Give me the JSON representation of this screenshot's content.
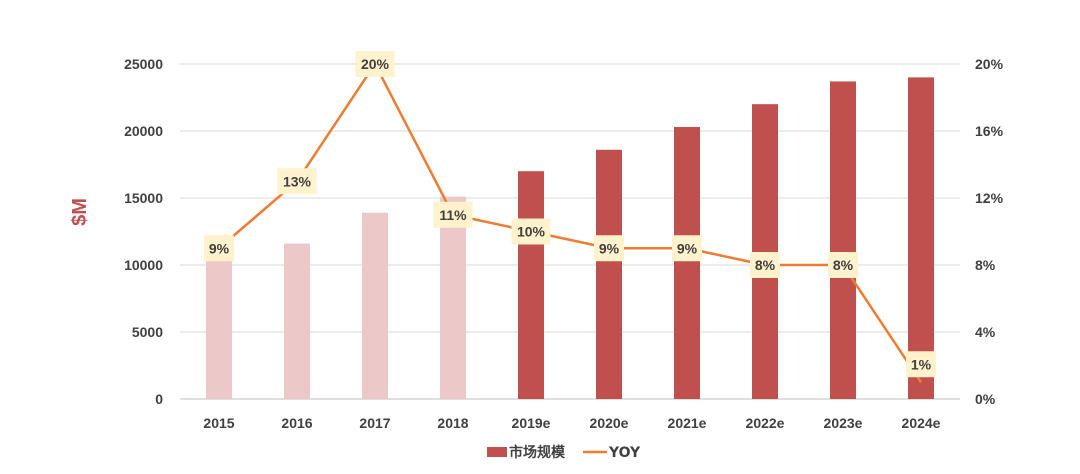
{
  "chart_data": {
    "type": "bar+line",
    "categories": [
      "2015",
      "2016",
      "2017",
      "2018",
      "2019e",
      "2020e",
      "2021e",
      "2022e",
      "2023e",
      "2024e"
    ],
    "series": [
      {
        "name": "市场规模",
        "type": "bar",
        "axis": "left",
        "values": [
          10300,
          11600,
          13900,
          15100,
          17000,
          18600,
          20300,
          22000,
          23700,
          24000
        ],
        "colors": [
          "#ecc8c8",
          "#ecc8c8",
          "#ecc8c8",
          "#ecc8c8",
          "#c0504d",
          "#c0504d",
          "#c0504d",
          "#c0504d",
          "#c0504d",
          "#c0504d"
        ]
      },
      {
        "name": "YOY",
        "type": "line",
        "axis": "right",
        "values": [
          9,
          13,
          20,
          11,
          10,
          9,
          9,
          8,
          8,
          1
        ],
        "labels": [
          "9%",
          "13%",
          "20%",
          "11%",
          "10%",
          "9%",
          "9%",
          "8%",
          "8%",
          "1%"
        ],
        "color": "#ed7d31"
      }
    ],
    "ylabel": "$M",
    "ylim": [
      0,
      25000
    ],
    "yticks": [
      "0",
      "5000",
      "10000",
      "15000",
      "20000",
      "25000"
    ],
    "y2lim": [
      0,
      20
    ],
    "y2ticks": [
      "0%",
      "4%",
      "8%",
      "12%",
      "16%",
      "20%"
    ],
    "grid": true,
    "legend_position": "bottom-center",
    "label_box_color": "#fff2cc"
  }
}
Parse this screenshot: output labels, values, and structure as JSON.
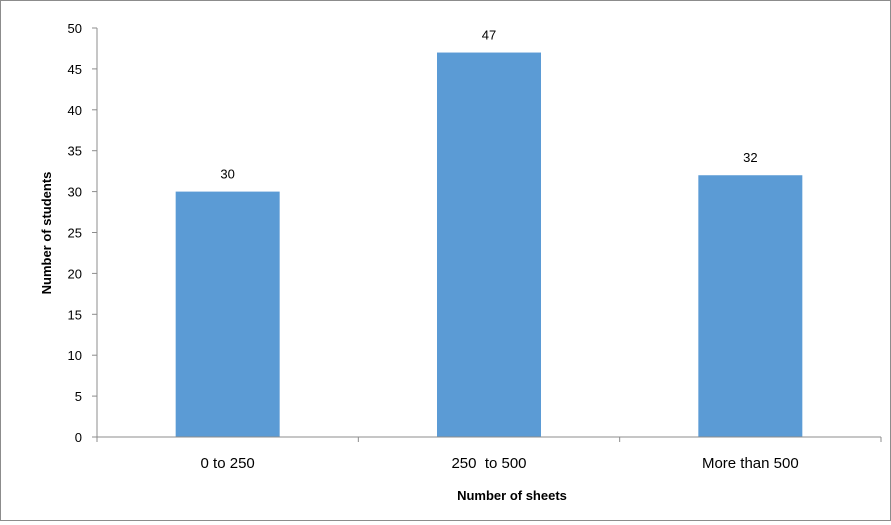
{
  "chart_data": {
    "type": "bar",
    "categories": [
      "0 to 250",
      "250  to 500",
      "More than 500"
    ],
    "values": [
      30,
      47,
      32
    ],
    "data_labels": [
      "30",
      "47",
      "32"
    ],
    "title": "",
    "xlabel": "Number of sheets",
    "ylabel": "Number of students",
    "ylim": [
      0,
      50
    ],
    "yticks": [
      0,
      5,
      10,
      15,
      20,
      25,
      30,
      35,
      40,
      45,
      50
    ],
    "grid": false,
    "legend": "none",
    "bar_color": "#5b9bd5"
  }
}
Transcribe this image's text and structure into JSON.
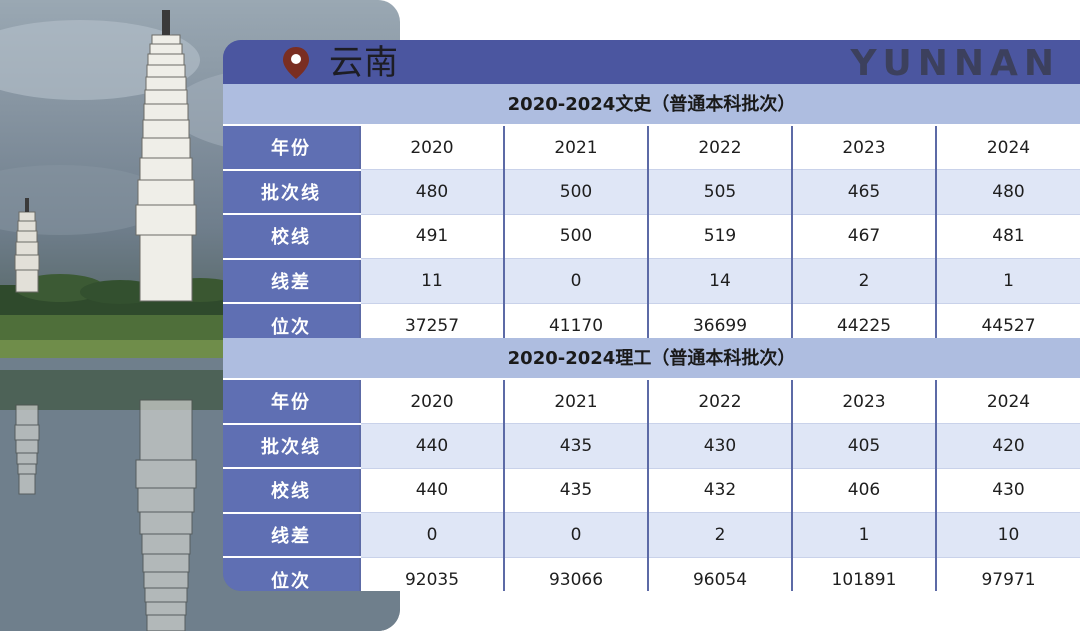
{
  "header": {
    "province": "云南",
    "province_en": "YUNNAN"
  },
  "icons": {
    "location": "location-pin-icon"
  },
  "sections": [
    {
      "title": "2020-2024文史（普通本科批次）",
      "rows": [
        {
          "label": "年份",
          "values": [
            "2020",
            "2021",
            "2022",
            "2023",
            "2024"
          ]
        },
        {
          "label": "批次线",
          "values": [
            "480",
            "500",
            "505",
            "465",
            "480"
          ]
        },
        {
          "label": "校线",
          "values": [
            "491",
            "500",
            "519",
            "467",
            "481"
          ]
        },
        {
          "label": "线差",
          "values": [
            "11",
            "0",
            "14",
            "2",
            "1"
          ]
        },
        {
          "label": "位次",
          "values": [
            "37257",
            "41170",
            "36699",
            "44225",
            "44527"
          ]
        }
      ]
    },
    {
      "title": "2020-2024理工（普通本科批次）",
      "rows": [
        {
          "label": "年份",
          "values": [
            "2020",
            "2021",
            "2022",
            "2023",
            "2024"
          ]
        },
        {
          "label": "批次线",
          "values": [
            "440",
            "435",
            "430",
            "405",
            "420"
          ]
        },
        {
          "label": "校线",
          "values": [
            "440",
            "435",
            "432",
            "406",
            "430"
          ]
        },
        {
          "label": "线差",
          "values": [
            "0",
            "0",
            "2",
            "1",
            "10"
          ]
        },
        {
          "label": "位次",
          "values": [
            "92035",
            "93066",
            "96054",
            "101891",
            "97971"
          ]
        }
      ]
    }
  ],
  "colors": {
    "header_bg": "#4b56a0",
    "label_bg": "#5f6fb3",
    "section_title_bg": "#aebde0",
    "row_alt_bg": "#dfe6f6"
  }
}
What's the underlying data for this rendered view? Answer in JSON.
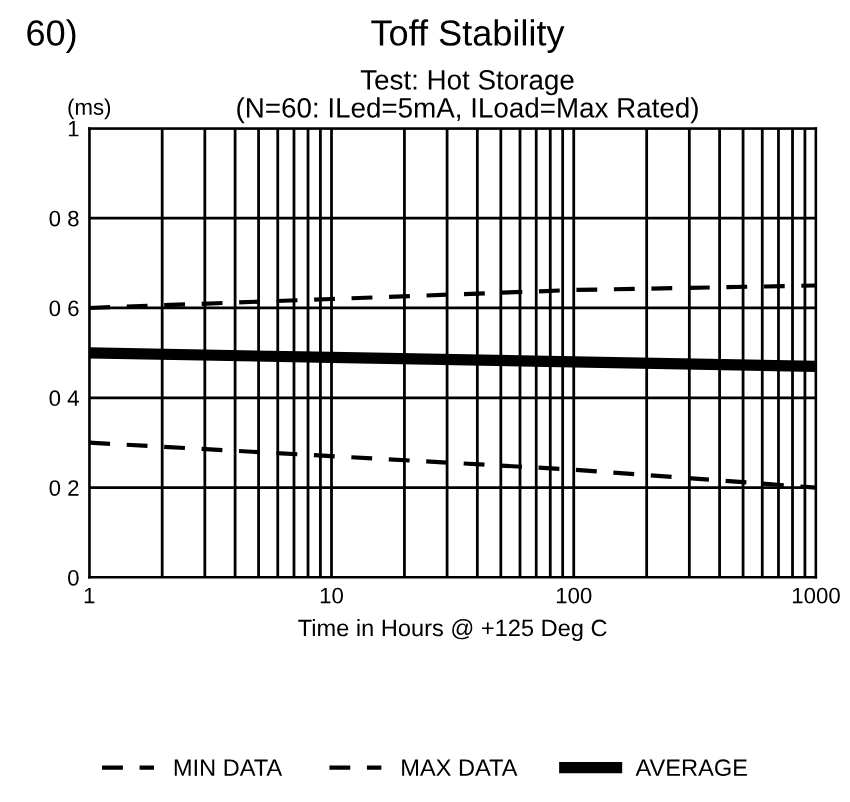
{
  "chart_data": {
    "type": "line",
    "title": "Toff Stability",
    "subtitle": "Test: Hot Storage\n(N=60: ILed=5mA, ILoad=Max Rated)",
    "ylabel": "(ms)",
    "xlabel": "Time in Hours @ +125 Deg C",
    "annotations": [
      "60)"
    ],
    "log": "x",
    "xlim": [
      1,
      1000
    ],
    "ylim": [
      0,
      1
    ],
    "xticks": [
      1,
      {
        "value": 2,
        "label": null
      },
      {
        "value": 3,
        "label": null
      },
      {
        "value": 4,
        "label": null
      },
      {
        "value": 5,
        "label": null
      },
      {
        "value": 6,
        "label": null
      },
      {
        "value": 7,
        "label": null
      },
      {
        "value": 8,
        "label": null
      },
      {
        "value": 9,
        "label": null
      },
      10,
      {
        "value": 20,
        "label": null
      },
      {
        "value": 30,
        "label": null
      },
      {
        "value": 40,
        "label": null
      },
      {
        "value": 50,
        "label": null
      },
      {
        "value": 60,
        "label": null
      },
      {
        "value": 70,
        "label": null
      },
      {
        "value": 80,
        "label": null
      },
      {
        "value": 90,
        "label": null
      },
      100,
      {
        "value": 200,
        "label": null
      },
      {
        "value": 300,
        "label": null
      },
      {
        "value": 400,
        "label": null
      },
      {
        "value": 500,
        "label": null
      },
      {
        "value": 600,
        "label": null
      },
      {
        "value": 700,
        "label": null
      },
      {
        "value": 800,
        "label": null
      },
      {
        "value": 900,
        "label": null
      },
      1000
    ],
    "yticks": [
      0,
      {
        "value": 0.2,
        "label": "0 2"
      },
      {
        "value": 0.4,
        "label": "0 4"
      },
      {
        "value": 0.6,
        "label": "0 6"
      },
      {
        "value": 0.8,
        "label": "0 8"
      },
      1
    ],
    "grid": true,
    "legend": "bottom",
    "x": [
      1,
      10,
      100,
      1000
    ],
    "series": [
      {
        "name": "MIN DATA",
        "color": "#000000",
        "line_style": "dashed",
        "values": [
          0.3,
          0.27,
          0.24,
          0.2
        ]
      },
      {
        "name": "MAX DATA",
        "color": "#000000",
        "line_style": "dashed",
        "values": [
          0.6,
          0.62,
          0.64,
          0.65
        ]
      },
      {
        "name": "AVERAGE",
        "color": "#000000",
        "line_style": "solid",
        "values": [
          0.5,
          0.49,
          0.48,
          0.47
        ]
      }
    ]
  }
}
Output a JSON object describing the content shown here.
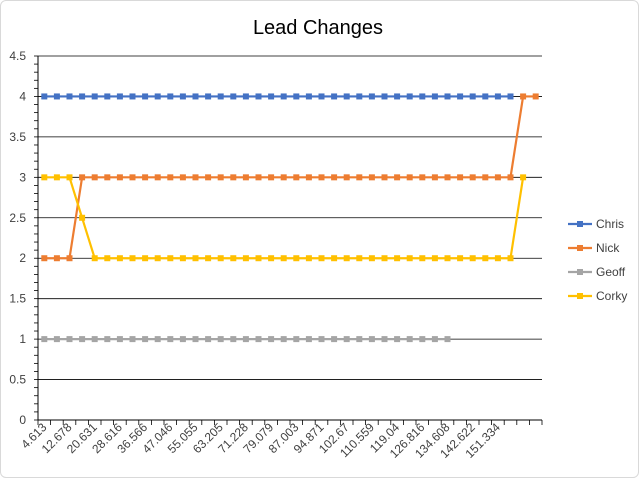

▶ Exercise: Search the data for "bottom". Copy every matching line.

▶ Correct result:
    "legend_position": "bottom-center",
    "legend": "bottom",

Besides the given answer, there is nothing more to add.